Rows from a dataset:
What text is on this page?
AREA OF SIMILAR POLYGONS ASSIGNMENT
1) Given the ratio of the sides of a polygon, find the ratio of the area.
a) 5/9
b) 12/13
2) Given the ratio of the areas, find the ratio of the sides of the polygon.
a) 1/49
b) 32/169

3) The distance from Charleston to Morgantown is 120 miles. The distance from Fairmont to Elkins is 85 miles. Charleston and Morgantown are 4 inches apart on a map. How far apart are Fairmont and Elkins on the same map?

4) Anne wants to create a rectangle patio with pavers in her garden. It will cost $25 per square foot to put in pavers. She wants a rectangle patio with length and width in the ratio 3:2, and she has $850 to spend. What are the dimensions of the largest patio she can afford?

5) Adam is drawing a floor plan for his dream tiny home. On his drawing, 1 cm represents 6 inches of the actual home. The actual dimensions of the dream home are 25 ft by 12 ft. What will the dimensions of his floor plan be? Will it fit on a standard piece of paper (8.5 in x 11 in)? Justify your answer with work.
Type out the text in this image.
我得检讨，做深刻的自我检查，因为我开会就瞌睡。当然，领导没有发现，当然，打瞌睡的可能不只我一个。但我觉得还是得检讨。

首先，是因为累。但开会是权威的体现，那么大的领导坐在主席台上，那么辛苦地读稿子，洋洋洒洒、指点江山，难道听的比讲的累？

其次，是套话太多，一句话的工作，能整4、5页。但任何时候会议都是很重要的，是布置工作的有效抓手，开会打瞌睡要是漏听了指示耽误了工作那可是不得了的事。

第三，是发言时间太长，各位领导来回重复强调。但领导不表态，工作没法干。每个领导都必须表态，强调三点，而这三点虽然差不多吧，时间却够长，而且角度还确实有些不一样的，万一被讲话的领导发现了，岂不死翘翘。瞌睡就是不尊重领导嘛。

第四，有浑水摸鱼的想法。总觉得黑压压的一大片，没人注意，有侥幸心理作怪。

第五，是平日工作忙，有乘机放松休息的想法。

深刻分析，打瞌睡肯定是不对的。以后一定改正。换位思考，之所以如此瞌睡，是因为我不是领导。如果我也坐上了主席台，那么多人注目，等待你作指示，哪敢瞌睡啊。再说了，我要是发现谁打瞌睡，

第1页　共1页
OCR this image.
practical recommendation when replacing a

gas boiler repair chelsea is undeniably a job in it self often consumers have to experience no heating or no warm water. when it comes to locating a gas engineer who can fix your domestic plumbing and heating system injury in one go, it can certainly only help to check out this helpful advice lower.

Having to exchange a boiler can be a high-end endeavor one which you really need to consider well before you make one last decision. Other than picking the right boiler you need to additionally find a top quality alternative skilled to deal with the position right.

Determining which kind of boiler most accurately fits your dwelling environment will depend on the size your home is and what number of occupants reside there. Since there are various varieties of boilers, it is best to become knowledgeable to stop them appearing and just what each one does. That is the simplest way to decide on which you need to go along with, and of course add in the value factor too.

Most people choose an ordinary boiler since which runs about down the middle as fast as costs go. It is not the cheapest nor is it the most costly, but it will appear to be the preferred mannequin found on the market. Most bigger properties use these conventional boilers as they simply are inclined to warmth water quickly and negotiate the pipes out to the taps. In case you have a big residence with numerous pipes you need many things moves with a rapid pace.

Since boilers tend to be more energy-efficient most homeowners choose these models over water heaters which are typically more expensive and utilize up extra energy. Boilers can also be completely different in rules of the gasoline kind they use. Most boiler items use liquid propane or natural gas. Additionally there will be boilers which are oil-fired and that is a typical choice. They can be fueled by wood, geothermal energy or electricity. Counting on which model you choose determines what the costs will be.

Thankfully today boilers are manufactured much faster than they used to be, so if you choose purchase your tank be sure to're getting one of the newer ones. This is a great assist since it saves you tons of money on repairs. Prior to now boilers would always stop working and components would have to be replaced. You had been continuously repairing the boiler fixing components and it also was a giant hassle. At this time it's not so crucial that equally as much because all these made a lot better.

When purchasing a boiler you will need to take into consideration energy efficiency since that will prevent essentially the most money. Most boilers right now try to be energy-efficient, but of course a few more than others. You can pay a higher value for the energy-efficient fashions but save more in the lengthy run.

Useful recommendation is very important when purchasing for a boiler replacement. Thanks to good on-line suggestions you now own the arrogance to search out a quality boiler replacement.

## REQUIREMENTS:
Copy every line of the material, please, keeping it exactly the same.

## TASK RESPONSE:
What text is on this page?
AREA OF SIMILAR POLYGONS ASSIGNMENT
1) Given the ratio of the sides of a polygon, find the ratio of the area.
a) 5/9
b) 12/13
2) Given the ratio of the areas, find the ratio of the sides of the polygon.
a) 1/49
b) 32/169

3) The distance from Charleston to Morgantown is 120 miles. The distance from Fairmont to Elkins is 85 miles. Charleston and Morgantown are 4 inches apart on a map. How far apart are Fairmont and Elkins on the same map?

4) Anne wants to create a rectangle patio with pavers in her garden. It will cost $25 per square foot to put in pavers. She wants a rectangle patio with length and width in the ratio 3:2, and she has $850 to spend. What are the dimensions of the largest patio she can afford?

5) Adam is drawing a floor plan for his dream tiny home. On his drawing, 1 cm represents 6 inches of the actual home. The actual dimensions of the dream home are 25 ft by 12 ft. What will the dimensions of his floor plan be? Will it fit on a standard piece of paper (8.5 in x 11 in)? Justify your answer with work.
Type out the text in this image.
我得检讨，做深刻的自我检查，因为我开会就瞌睡。当然，领导没有发现，当然，打瞌睡的可能不只我一个。但我觉得还是得检讨。

首先，是因为累。但开会是权威的体现，那么大的领导坐在主席台上，那么辛苦地读稿子，洋洋洒洒、指点江山，难道听的比讲的累？

其次，是套话太多，一句话的工作，能整4、5页。但任何时候会议都是很重要的，是布置工作的有效抓手，开会打瞌睡要是漏听了指示耽误了工作那可是不得了的事。

第三，是发言时间太长，各位领导来回重复强调。但领导不表态，工作没法干。每个领导都必须表态，强调三点，而这三点虽然差不多吧，时间却够长，而且角度还确实有些不一样的，万一被讲话的领导发现了，岂不死翘翘。瞌睡就是不尊重领导嘛。

第四，有浑水摸鱼的想法。总觉得黑压压的一大片，没人注意，有侥幸心理作怪。

第五，是平日工作忙，有乘机放松休息的想法。

深刻分析，打瞌睡肯定是不对的。以后一定改正。换位思考，之所以如此瞌睡，是因为我不是领导。如果我也坐上了主席台，那么多人注目，等待你作指示，哪敢瞌睡啊。再说了，我要是发现谁打瞌睡，

第1页　共1页
OCR this image.
practical recommendation when replacing a

gas boiler repair chelsea is undeniably a job in it self often consumers have to experience no heating or no warm water. when it comes to locating a gas engineer who can fix your domestic plumbing and heating system injury in one go, it can certainly only help to check out this helpful advice lower.

Having to exchange a boiler can be a high-end endeavor one which you really need to consider well before you make one last decision. Other than picking the right boiler you need to additionally find a top quality alternative skilled to deal with the position right.

Determining which kind of boiler most accurately fits your dwelling environment will depend on the size your home is and what number of occupants reside there. Since there are various varieties of boilers, it is best to become knowledgeable to stop them appearing and just what each one does. That is the simplest way to decide on which you need to go along with, and of course add in the value factor too.

Most people choose an ordinary boiler since which runs about down the middle as fast as costs go. It is not the cheapest nor is it the most costly, but it will appear to be the preferred mannequin found on the market. Most bigger properties use these conventional boilers as they simply are inclined to warmth water quickly and negotiate the pipes out to the taps. In case you have a big residence with numerous pipes you need many things moves with a rapid pace.

Since boilers tend to be more energy-efficient most homeowners choose these models over water heaters which are typically more expensive and utilize up extra energy. Boilers can also be completely different in rules of the gasoline kind they use. Most boiler items use liquid propane or natural gas. Additionally there will be boilers which are oil-fired and that is a typical choice. They can be fueled by wood, geothermal energy or electricity. Counting on which model you choose determines what the costs will be.

Thankfully today boilers are manufactured much faster than they used to be, so if you choose purchase your tank be sure to're getting one of the newer ones. This is a great assist since it saves you tons of money on repairs. Prior to now boilers would always stop working and components would have to be replaced. You had been continuously repairing the boiler fixing components and it also was a giant hassle. At this time it's not so crucial that equally as much because all these made a lot better.

When purchasing a boiler you will need to take into consideration energy efficiency since that will prevent essentially the most money. Most boilers right now try to be energy-efficient, but of course a few more than others. You can pay a higher value for the energy-efficient fashions but save more in the lengthy run.

Useful recommendation is very important when purchasing for a boiler replacement. Thanks to good on-line suggestions you now own the arrogance to search out a quality boiler replacement.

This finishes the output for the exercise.